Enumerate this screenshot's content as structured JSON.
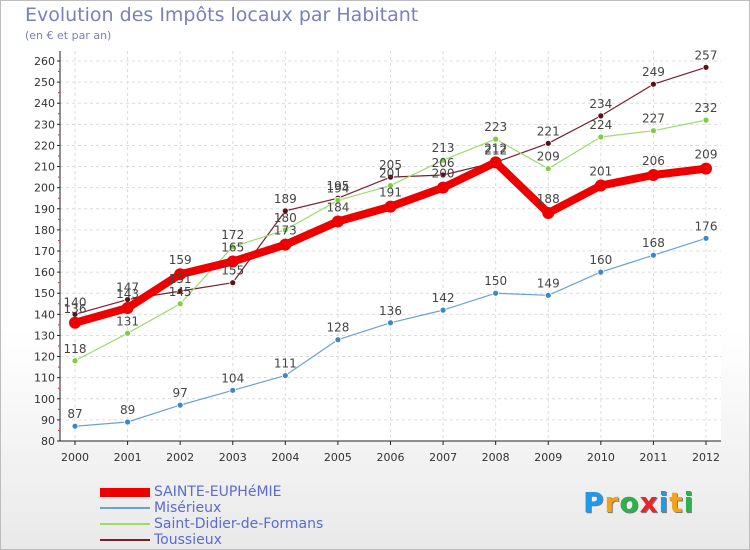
{
  "title": "Evolution des Impôts locaux par Habitant",
  "subtitle": "(en € et par an)",
  "logo": {
    "text": "Proxiti",
    "letters": [
      {
        "ch": "P",
        "color": "#1e9be8"
      },
      {
        "ch": "r",
        "color": "#f4a21b"
      },
      {
        "ch": "o",
        "color": "#2bb34a"
      },
      {
        "ch": "x",
        "color": "#e8262a"
      },
      {
        "ch": "i",
        "color": "#1e9be8"
      },
      {
        "ch": "t",
        "color": "#f4a21b"
      },
      {
        "ch": "i",
        "color": "#2bb34a"
      }
    ]
  },
  "chart_data": {
    "type": "line",
    "x": [
      "2000",
      "2001",
      "2002",
      "2003",
      "2004",
      "2005",
      "2006",
      "2007",
      "2008",
      "2009",
      "2010",
      "2011",
      "2012"
    ],
    "ylim": [
      80,
      260
    ],
    "yticks": [
      80,
      90,
      100,
      110,
      120,
      130,
      140,
      150,
      160,
      170,
      180,
      190,
      200,
      210,
      220,
      230,
      240,
      250,
      260
    ],
    "grid": true,
    "legend_position": "bottom-left",
    "series": [
      {
        "name": "Toussieux",
        "color": "#7a1f2a",
        "point_color": "#5a1018",
        "width": 1.2,
        "radius": 3,
        "values": [
          140,
          147,
          151,
          155,
          189,
          195,
          205,
          206,
          212,
          221,
          234,
          249,
          257
        ]
      },
      {
        "name": "Saint-Didier-de-Formans",
        "color": "#9bdc6c",
        "point_color": "#7ccf3f",
        "width": 1.2,
        "radius": 3,
        "values": [
          118,
          131,
          145,
          172,
          180,
          194,
          201,
          213,
          223,
          209,
          224,
          227,
          232
        ]
      },
      {
        "name": "Misérieux",
        "color": "#6aa2d4",
        "point_color": "#3f86c8",
        "width": 1.2,
        "radius": 3,
        "values": [
          87,
          89,
          97,
          104,
          111,
          128,
          136,
          142,
          150,
          149,
          160,
          168,
          176
        ]
      },
      {
        "name": "SAINTE-EUPHéMIE",
        "color": "#ee0000",
        "point_color": "#ee0000",
        "width": 8,
        "radius": 6,
        "values": [
          136,
          143,
          159,
          165,
          173,
          184,
          191,
          200,
          212,
          188,
          201,
          206,
          209
        ]
      }
    ]
  }
}
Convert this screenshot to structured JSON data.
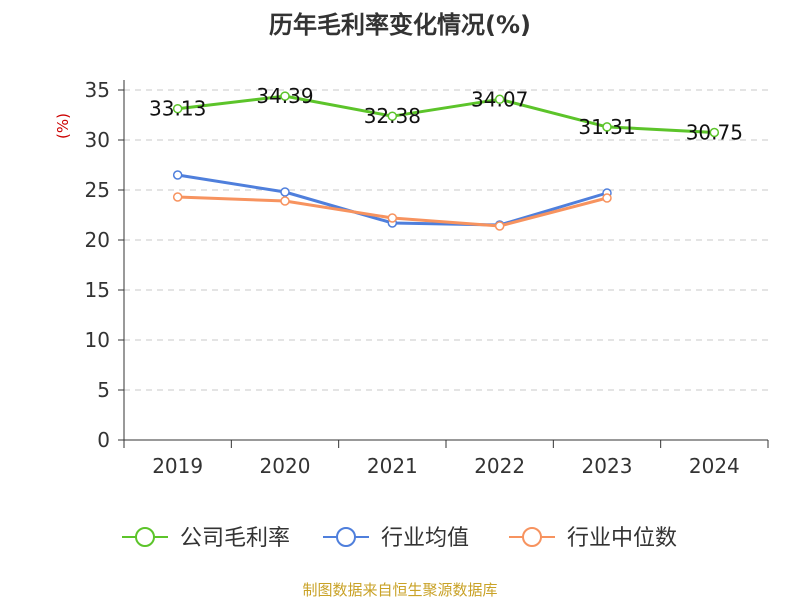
{
  "chart_data": {
    "type": "line",
    "title": "历年毛利率变化情况(%)",
    "ylabel": "(%)",
    "xlabel": "",
    "categories": [
      "2019",
      "2020",
      "2021",
      "2022",
      "2023",
      "2024"
    ],
    "yticks": [
      "0",
      "5",
      "10",
      "15",
      "20",
      "25",
      "30",
      "35"
    ],
    "ylim": [
      0,
      35
    ],
    "grid": true,
    "legend_position": "bottom",
    "series": [
      {
        "name": "公司毛利率",
        "color": "#5cc42a",
        "values": [
          33.13,
          34.39,
          32.38,
          34.07,
          31.31,
          30.75
        ],
        "labels": [
          "33.13",
          "34.39",
          "32.38",
          "34.07",
          "31.31",
          "30.75"
        ]
      },
      {
        "name": "行业均值",
        "color": "#4f7fdc",
        "values": [
          26.5,
          24.8,
          21.7,
          21.5,
          24.7,
          null
        ]
      },
      {
        "name": "行业中位数",
        "color": "#f7935f",
        "values": [
          24.3,
          23.9,
          22.2,
          21.4,
          24.2,
          null
        ]
      }
    ]
  },
  "source": "制图数据来自恒生聚源数据库"
}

• _OBJECTIVE_
Repeat the records word for word. Any picture in them should be left out.

• _TASK SOLUTION_
Enumerate this screenshot's content as structured JSON.
{
  "title": "Evolution des Impôts locaux par Habitant",
  "subtitle": "(en € et par an)",
  "logo": {
    "text": "Proxiti",
    "letters": [
      {
        "ch": "P",
        "color": "#1e9be8"
      },
      {
        "ch": "r",
        "color": "#f4a21b"
      },
      {
        "ch": "o",
        "color": "#2bb34a"
      },
      {
        "ch": "x",
        "color": "#e8262a"
      },
      {
        "ch": "i",
        "color": "#1e9be8"
      },
      {
        "ch": "t",
        "color": "#f4a21b"
      },
      {
        "ch": "i",
        "color": "#2bb34a"
      }
    ]
  },
  "chart_data": {
    "type": "line",
    "x": [
      "2000",
      "2001",
      "2002",
      "2003",
      "2004",
      "2005",
      "2006",
      "2007",
      "2008",
      "2009",
      "2010",
      "2011",
      "2012"
    ],
    "ylim": [
      80,
      260
    ],
    "yticks": [
      80,
      90,
      100,
      110,
      120,
      130,
      140,
      150,
      160,
      170,
      180,
      190,
      200,
      210,
      220,
      230,
      240,
      250,
      260
    ],
    "grid": true,
    "legend_position": "bottom-left",
    "series": [
      {
        "name": "Toussieux",
        "color": "#7a1f2a",
        "point_color": "#5a1018",
        "width": 1.2,
        "radius": 3,
        "values": [
          140,
          147,
          151,
          155,
          189,
          195,
          205,
          206,
          212,
          221,
          234,
          249,
          257
        ]
      },
      {
        "name": "Saint-Didier-de-Formans",
        "color": "#9bdc6c",
        "point_color": "#7ccf3f",
        "width": 1.2,
        "radius": 3,
        "values": [
          118,
          131,
          145,
          172,
          180,
          194,
          201,
          213,
          223,
          209,
          224,
          227,
          232
        ]
      },
      {
        "name": "Misérieux",
        "color": "#6aa2d4",
        "point_color": "#3f86c8",
        "width": 1.2,
        "radius": 3,
        "values": [
          87,
          89,
          97,
          104,
          111,
          128,
          136,
          142,
          150,
          149,
          160,
          168,
          176
        ]
      },
      {
        "name": "SAINTE-EUPHéMIE",
        "color": "#ee0000",
        "point_color": "#ee0000",
        "width": 8,
        "radius": 6,
        "values": [
          136,
          143,
          159,
          165,
          173,
          184,
          191,
          200,
          212,
          188,
          201,
          206,
          209
        ]
      }
    ]
  }
}
Convert this screenshot to structured JSON data.
{
  "chart_data": {
    "type": "line",
    "title": "历年毛利率变化情况(%)",
    "ylabel": "(%)",
    "xlabel": "",
    "categories": [
      "2019",
      "2020",
      "2021",
      "2022",
      "2023",
      "2024"
    ],
    "yticks": [
      "0",
      "5",
      "10",
      "15",
      "20",
      "25",
      "30",
      "35"
    ],
    "ylim": [
      0,
      35
    ],
    "grid": true,
    "legend_position": "bottom",
    "series": [
      {
        "name": "公司毛利率",
        "color": "#5cc42a",
        "values": [
          33.13,
          34.39,
          32.38,
          34.07,
          31.31,
          30.75
        ],
        "labels": [
          "33.13",
          "34.39",
          "32.38",
          "34.07",
          "31.31",
          "30.75"
        ]
      },
      {
        "name": "行业均值",
        "color": "#4f7fdc",
        "values": [
          26.5,
          24.8,
          21.7,
          21.5,
          24.7,
          null
        ]
      },
      {
        "name": "行业中位数",
        "color": "#f7935f",
        "values": [
          24.3,
          23.9,
          22.2,
          21.4,
          24.2,
          null
        ]
      }
    ]
  },
  "source": "制图数据来自恒生聚源数据库"
}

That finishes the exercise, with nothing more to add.